[WRITTEN INSTRUCTION]
Images must not appear in your copy; reproduce every other part of the records exactly.

[DATA FOR THIS EXERCISE]
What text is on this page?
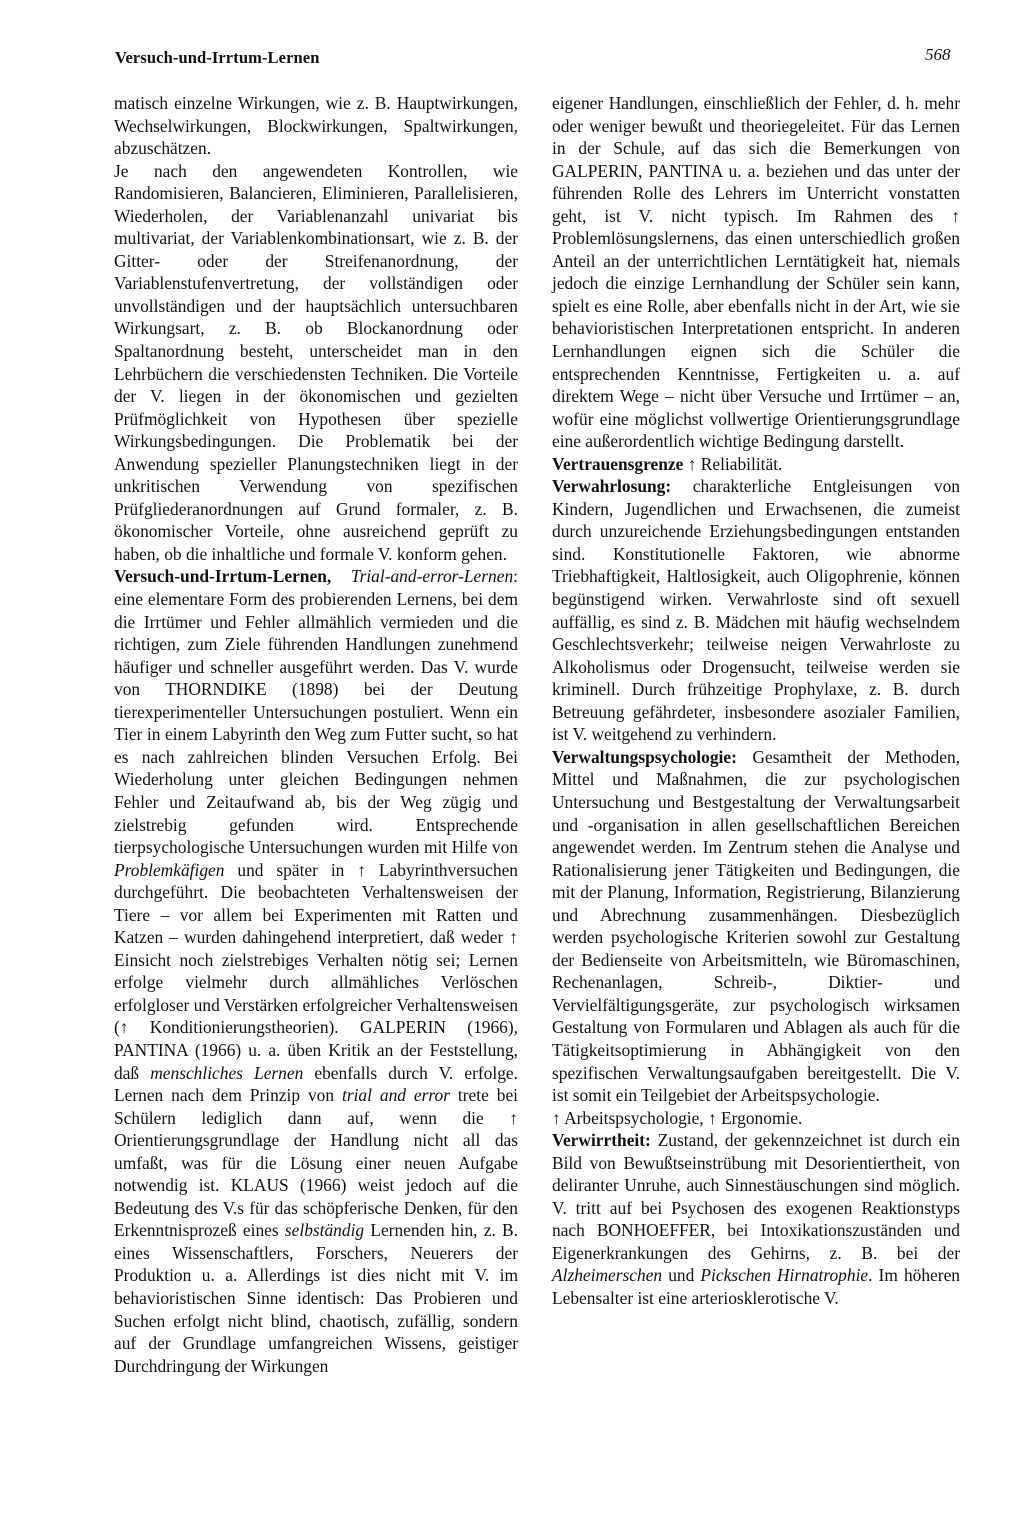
Versuch-und-Irrtum-Lernen	568

matisch einzelne Wirkungen, wie z. B. Hauptwirkungen, Wechselwirkungen, Blockwirkungen, Spaltwirkungen, abzuschätzen.

Je nach den angewendeten Kontrollen, wie Randomisieren, Balancieren, Eliminieren, Parallelisieren, Wiederholen, der Variablenanzahl univariat bis multivariat, der Variablenkombinationsart, wie z. B. der Gitter- oder der Streifenanordnung, der Variablenstufenvertretung, der vollständigen oder unvollständigen und der hauptsächlich untersuchbaren Wirkungsart, z. B. ob Blockanordnung oder Spaltanordnung besteht, unterscheidet man in den Lehrbüchern die verschiedensten Techniken. Die Vorteile der V. liegen in der ökonomischen und gezielten Prüfmöglichkeit von Hypothesen über spezielle Wirkungsbedingungen. Die Problematik bei der Anwendung spezieller Planungstechniken liegt in der unkritischen Verwendung von spezifischen Prüfgliederanordnungen auf Grund formaler, z. B. ökonomischer Vorteile, ohne ausreichend geprüft zu haben, ob die inhaltliche und formale V. konform gehen.

Versuch-und-Irrtum-Lernen, Trial-and-error-Lernen: eine elementare Form des probierenden Lernens, bei dem die Irrtümer und Fehler allmählich vermieden und die richtigen, zum Ziele führenden Handlungen zunehmend häufiger und schneller ausgeführt werden. Das V. wurde von THORNDIKE (1898) bei der Deutung tierexperimenteller Untersuchungen postuliert. Wenn ein Tier in einem Labyrinth den Weg zum Futter sucht, so hat es nach zahlreichen blinden Versuchen Erfolg. Bei Wiederholung unter gleichen Bedingungen nehmen Fehler und Zeitaufwand ab, bis der Weg zügig und zielstrebig gefunden wird. Entsprechende tierpsychologische Untersuchungen wurden mit Hilfe von Problemkäfigen und später in ↑ Labyrinthversuchen durchgeführt. Die beobachteten Verhaltensweisen der Tiere – vor allem bei Experimenten mit Ratten und Katzen – wurden dahingehend interpretiert, daß weder ↑ Einsicht noch zielstrebiges Verhalten nötig sei; Lernen erfolge vielmehr durch allmähliches Verlöschen erfolgloser und Verstärken erfolgreicher Verhaltensweisen (↑ Konditionierungstheorien). GALPERIN (1966), PANTINA (1966) u. a. üben Kritik an der Feststellung, daß menschliches Lernen ebenfalls durch V. erfolge. Lernen nach dem Prinzip von trial and error trete bei Schülern lediglich dann auf, wenn die ↑ Orientierungsgrundlage der Handlung nicht all das umfaßt, was für die Lösung einer neuen Aufgabe notwendig ist. KLAUS (1966) weist jedoch auf die Bedeutung des V.s für das schöpferische Denken, für den Erkenntnisprozeß eines selbständig Lernenden hin, z. B. eines Wissenschaftlers, Forschers, Neuerers der Produktion u. a. Allerdings ist dies nicht mit V. im behavioristischen Sinne identisch: Das Probieren und Suchen erfolgt nicht blind, chaotisch, zufällig, sondern auf der Grundlage umfangreichen Wissens, geistiger Durchdringung der Wirkungen

eigener Handlungen, einschließlich der Fehler, d. h. mehr oder weniger bewußt und theoriegeleitet. Für das Lernen in der Schule, auf das sich die Bemerkungen von GALPERIN, PANTINA u. a. beziehen und das unter der führenden Rolle des Lehrers im Unterricht vonstatten geht, ist V. nicht typisch. Im Rahmen des ↑ Problemlösungslernens, das einen unterschiedlich großen Anteil an der unterrichtlichen Lerntätigkeit hat, niemals jedoch die einzige Lernhandlung der Schüler sein kann, spielt es eine Rolle, aber ebenfalls nicht in der Art, wie sie behavioristischen Interpretationen entspricht. In anderen Lernhandlungen eignen sich die Schüler die entsprechenden Kenntnisse, Fertigkeiten u. a. auf direktem Wege – nicht über Versuche und Irrtümer – an, wofür eine möglichst vollwertige Orientierungsgrundlage eine außerordentlich wichtige Bedingung darstellt.

Vertrauensgrenze ↑ Reliabilität.

Verwahrlosung: charakterliche Entgleisungen von Kindern, Jugendlichen und Erwachsenen, die zumeist durch unzureichende Erziehungsbedingungen entstanden sind. Konstitutionelle Faktoren, wie abnorme Triebhaftigkeit, Haltlosigkeit, auch Oligophrenie, können begünstigend wirken. Verwahrloste sind oft sexuell auffällig, es sind z. B. Mädchen mit häufig wechselndem Geschlechtsverkehr; teilweise neigen Verwahrloste zu Alkoholismus oder Drogensucht, teilweise werden sie kriminell. Durch frühzeitige Prophylaxe, z. B. durch Betreuung gefährdeter, insbesondere asozialer Familien, ist V. weitgehend zu verhindern.

Verwaltungspsychologie: Gesamtheit der Methoden, Mittel und Maßnahmen, die zur psychologischen Untersuchung und Bestgestaltung der Verwaltungsarbeit und -organisation in allen gesellschaftlichen Bereichen angewendet werden. Im Zentrum stehen die Analyse und Rationalisierung jener Tätigkeiten und Bedingungen, die mit der Planung, Information, Registrierung, Bilanzierung und Abrechnung zusammenhängen. Diesbezüglich werden psychologische Kriterien sowohl zur Gestaltung der Bedienseite von Arbeitsmitteln, wie Büromaschinen, Rechenanlagen, Schreib-, Diktier- und Vervielfältigungsgeräte, zur psychologisch wirksamen Gestaltung von Formularen und Ablagen als auch für die Tätigkeitsoptimierung in Abhängigkeit von den spezifischen Verwaltungsaufgaben bereitgestellt. Die V. ist somit ein Teilgebiet der Arbeitspsychologie.

↑ Arbeitspsychologie, ↑ Ergonomie.

Verwirrtheit: Zustand, der gekennzeichnet ist durch ein Bild von Bewußtseinstrübung mit Desorientiertheit, von deliranter Unruhe, auch Sinnestäuschungen sind möglich. V. tritt auf bei Psychosen des exogenen Reaktionstyps nach BONHOEFFER, bei Intoxikationszuständen und Eigenerkrankungen des Gehirns, z. B. bei der Alzheimerschen und Pickschen Hirnatrophie. Im höheren Lebensalter ist eine arteriosklerotische V.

[FULL RESPONSE]
What text is on this page?
Versuch-und-Irrtum-Lernen	568

matisch einzelne Wirkungen, wie z. B. Hauptwirkungen, Wechselwirkungen, Blockwirkungen, Spaltwirkungen, abzuschätzen.

Je nach den angewendeten Kontrollen, wie Randomisieren, Balancieren, Eliminieren, Parallelisieren, Wiederholen, der Variablenanzahl univariat bis multivariat, der Variablenkombinationsart, wie z. B. der Gitter- oder der Streifenanordnung, der Variablenstufenvertretung, der vollständigen oder unvollständigen und der hauptsächlich untersuchbaren Wirkungsart, z. B. ob Blockanordnung oder Spaltanordnung besteht, unterscheidet man in den Lehrbüchern die verschiedensten Techniken. Die Vorteile der V. liegen in der ökonomischen und gezielten Prüfmöglichkeit von Hypothesen über spezielle Wirkungsbedingungen. Die Problematik bei der Anwendung spezieller Planungstechniken liegt in der unkritischen Verwendung von spezifischen Prüfgliederanordnungen auf Grund formaler, z. B. ökonomischer Vorteile, ohne ausreichend geprüft zu haben, ob die inhaltliche und formale V. konform gehen.

Versuch-und-Irrtum-Lernen, Trial-and-error-Lernen: eine elementare Form des probierenden Lernens, bei dem die Irrtümer und Fehler allmählich vermieden und die richtigen, zum Ziele führenden Handlungen zunehmend häufiger und schneller ausgeführt werden. Das V. wurde von THORNDIKE (1898) bei der Deutung tierexperimenteller Untersuchungen postuliert. Wenn ein Tier in einem Labyrinth den Weg zum Futter sucht, so hat es nach zahlreichen blinden Versuchen Erfolg. Bei Wiederholung unter gleichen Bedingungen nehmen Fehler und Zeitaufwand ab, bis der Weg zügig und zielstrebig gefunden wird. Entsprechende tierpsychologische Untersuchungen wurden mit Hilfe von Problemkäfigen und später in ↑ Labyrinthversuchen durchgeführt. Die beobachteten Verhaltensweisen der Tiere – vor allem bei Experimenten mit Ratten und Katzen – wurden dahingehend interpretiert, daß weder ↑ Einsicht noch zielstrebiges Verhalten nötig sei; Lernen erfolge vielmehr durch allmähliches Verlöschen erfolgloser und Verstärken erfolgreicher Verhaltensweisen (↑ Konditionierungstheorien). GALPERIN (1966), PANTINA (1966) u. a. üben Kritik an der Feststellung, daß menschliches Lernen ebenfalls durch V. erfolge. Lernen nach dem Prinzip von trial and error trete bei Schülern lediglich dann auf, wenn die ↑ Orientierungsgrundlage der Handlung nicht all das umfaßt, was für die Lösung einer neuen Aufgabe notwendig ist. KLAUS (1966) weist jedoch auf die Bedeutung des V.s für das schöpferische Denken, für den Erkenntnisprozeß eines selbständig Lernenden hin, z. B. eines Wissenschaftlers, Forschers, Neuerers der Produktion u. a. Allerdings ist dies nicht mit V. im behavioristischen Sinne identisch: Das Probieren und Suchen erfolgt nicht blind, chaotisch, zufällig, sondern auf der Grundlage umfangreichen Wissens, geistiger Durchdringung der Wirkungen

eigener Handlungen, einschließlich der Fehler, d. h. mehr oder weniger bewußt und theoriegeleitet. Für das Lernen in der Schule, auf das sich die Bemerkungen von GALPERIN, PANTINA u. a. beziehen und das unter der führenden Rolle des Lehrers im Unterricht vonstatten geht, ist V. nicht typisch. Im Rahmen des ↑ Problemlösungslernens, das einen unterschiedlich großen Anteil an der unterrichtlichen Lerntätigkeit hat, niemals jedoch die einzige Lernhandlung der Schüler sein kann, spielt es eine Rolle, aber ebenfalls nicht in der Art, wie sie behavioristischen Interpretationen entspricht. In anderen Lernhandlungen eignen sich die Schüler die entsprechenden Kenntnisse, Fertigkeiten u. a. auf direktem Wege – nicht über Versuche und Irrtümer – an, wofür eine möglichst vollwertige Orientierungsgrundlage eine außerordentlich wichtige Bedingung darstellt.

Vertrauensgrenze ↑ Reliabilität.

Verwahrlosung: charakterliche Entgleisungen von Kindern, Jugendlichen und Erwachsenen, die zumeist durch unzureichende Erziehungsbedingungen entstanden sind. Konstitutionelle Faktoren, wie abnorme Triebhaftigkeit, Haltlosigkeit, auch Oligophrenie, können begünstigend wirken. Verwahrloste sind oft sexuell auffällig, es sind z. B. Mädchen mit häufig wechselndem Geschlechtsverkehr; teilweise neigen Verwahrloste zu Alkoholismus oder Drogensucht, teilweise werden sie kriminell. Durch frühzeitige Prophylaxe, z. B. durch Betreuung gefährdeter, insbesondere asozialer Familien, ist V. weitgehend zu verhindern.

Verwaltungspsychologie: Gesamtheit der Methoden, Mittel und Maßnahmen, die zur psychologischen Untersuchung und Bestgestaltung der Verwaltungsarbeit und -organisation in allen gesellschaftlichen Bereichen angewendet werden. Im Zentrum stehen die Analyse und Rationalisierung jener Tätigkeiten und Bedingungen, die mit der Planung, Information, Registrierung, Bilanzierung und Abrechnung zusammenhängen. Diesbezüglich werden psychologische Kriterien sowohl zur Gestaltung der Bedienseite von Arbeitsmitteln, wie Büromaschinen, Rechenanlagen, Schreib-, Diktier- und Vervielfältigungsgeräte, zur psychologisch wirksamen Gestaltung von Formularen und Ablagen als auch für die Tätigkeitsoptimierung in Abhängigkeit von den spezifischen Verwaltungsaufgaben bereitgestellt. Die V. ist somit ein Teilgebiet der Arbeitspsychologie.

↑ Arbeitspsychologie, ↑ Ergonomie.

Verwirrtheit: Zustand, der gekennzeichnet ist durch ein Bild von Bewußtseinstrübung mit Desorientiertheit, von deliranter Unruhe, auch Sinnestäuschungen sind möglich. V. tritt auf bei Psychosen des exogenen Reaktionstyps nach BONHOEFFER, bei Intoxikationszuständen und Eigenerkrankungen des Gehirns, z. B. bei der Alzheimerschen und Pickschen Hirnatrophie. Im höheren Lebensalter ist eine arteriosklerotische V.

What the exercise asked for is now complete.